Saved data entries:
---*---

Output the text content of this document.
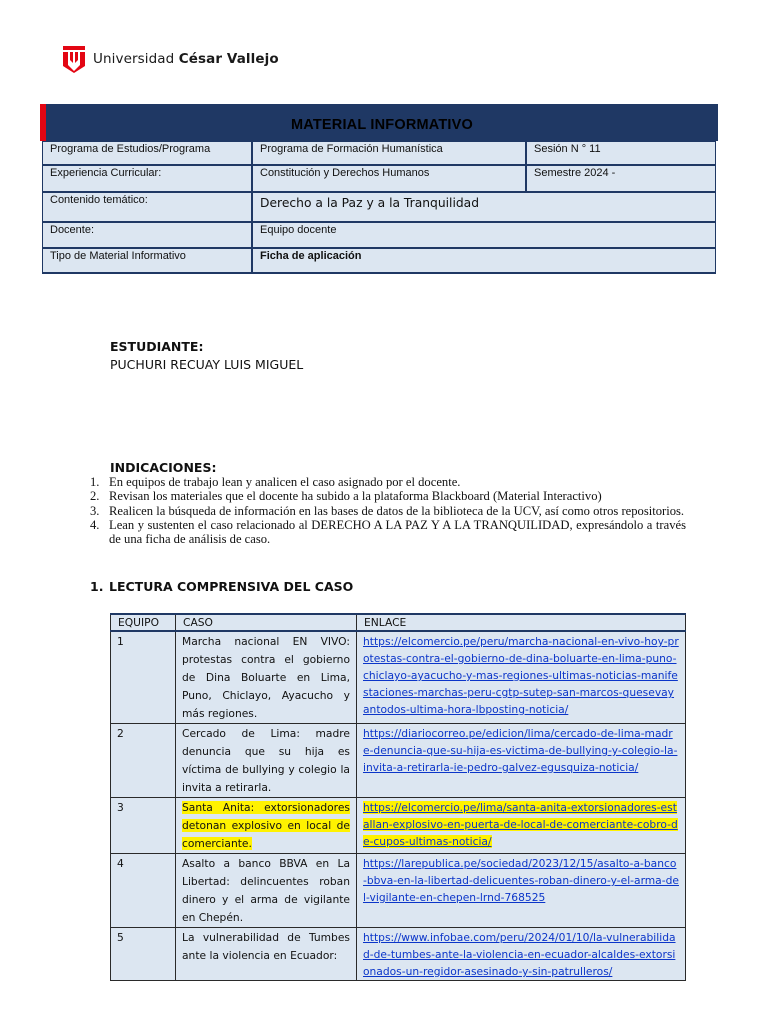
Universidad César Vallejo
MATERIAL INFORMATIVO
Programa de Estudios/Programa	Programa de Formación Humanística	Sesión N ° 11
Experiencia Curricular:	Constitución y Derechos Humanos	Semestre 2024 -
Contenido temático:	Derecho a la Paz y a la Tranquilidad
Docente:	Equipo docente
Tipo de Material Informativo	Ficha de aplicación
ESTUDIANTE:
PUCHURI RECUAY LUIS MIGUEL
INDICACIONES:
1. En equipos de trabajo lean y analicen el caso asignado por el docente.
2. Revisan los materiales que el docente ha subido a la plataforma Blackboard (Material Interactivo)
3. Realicen la búsqueda de información en las bases de datos de la biblioteca de la UCV, así como otros repositorios.
4. Lean y sustenten el caso relacionado al DERECHO A LA PAZ Y A LA TRANQUILIDAD, expresándolo a través de una ficha de análisis de caso.
1. LECTURA COMPRENSIVA DEL CASO
EQUIPO	CASO	ENLACE
1	Marcha nacional EN VIVO: protestas contra el gobierno de Dina Boluarte en Lima, Puno, Chiclayo, Ayacucho y más regiones.	https://elcomercio.pe/peru/marcha-nacional-en-vivo-hoy-protestas-contra-el-gobierno-de-dina-boluarte-en-lima-puno-chiclayo-ayacucho-y-mas-regiones-ultimas-noticias-manifestaciones-marchas-peru-cgtp-sutep-san-marcos-quesevayantodos-ultima-hora-lbposting-noticia/
2	Cercado de Lima: madre denuncia que su hija es víctima de bullying y colegio la invita a retirarla.	https://diariocorreo.pe/edicion/lima/cercado-de-lima-madre-denuncia-que-su-hija-es-victima-de-bullying-y-colegio-la-invita-a-retirarla-ie-pedro-galvez-egusquiza-noticia/
3	Santa Anita: extorsionadores detonan explosivo en local de comerciante.	https://elcomercio.pe/lima/santa-anita-extorsionadores-estallan-explosivo-en-puerta-de-local-de-comerciante-cobro-de-cupos-ultimas-noticia/
4	Asalto a banco BBVA en La Libertad: delincuentes roban dinero y el arma de vigilante en Chepén.	https://larepublica.pe/sociedad/2023/12/15/asalto-a-banco-bbva-en-la-libertad-delicuentes-roban-dinero-y-el-arma-del-vigilante-en-chepen-lrnd-768525
5	La vulnerabilidad de Tumbes ante la violencia en Ecuador:	https://www.infobae.com/peru/2024/01/10/la-vulnerabilidad-de-tumbes-ante-la-violencia-en-ecuador-alcaldes-extorsionados-un-regidor-asesinado-y-sin-patrulleros/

---*---

> SET TASK:
Which lines above hold the word "docente"? Copy each of them.

> TASK OUTPUT:
Docente:	Equipo docente
1. En equipos de trabajo lean y analicen el caso asignado por el docente.
2. Revisan los materiales que el docente ha subido a la plataforma Blackboard (Material Interactivo)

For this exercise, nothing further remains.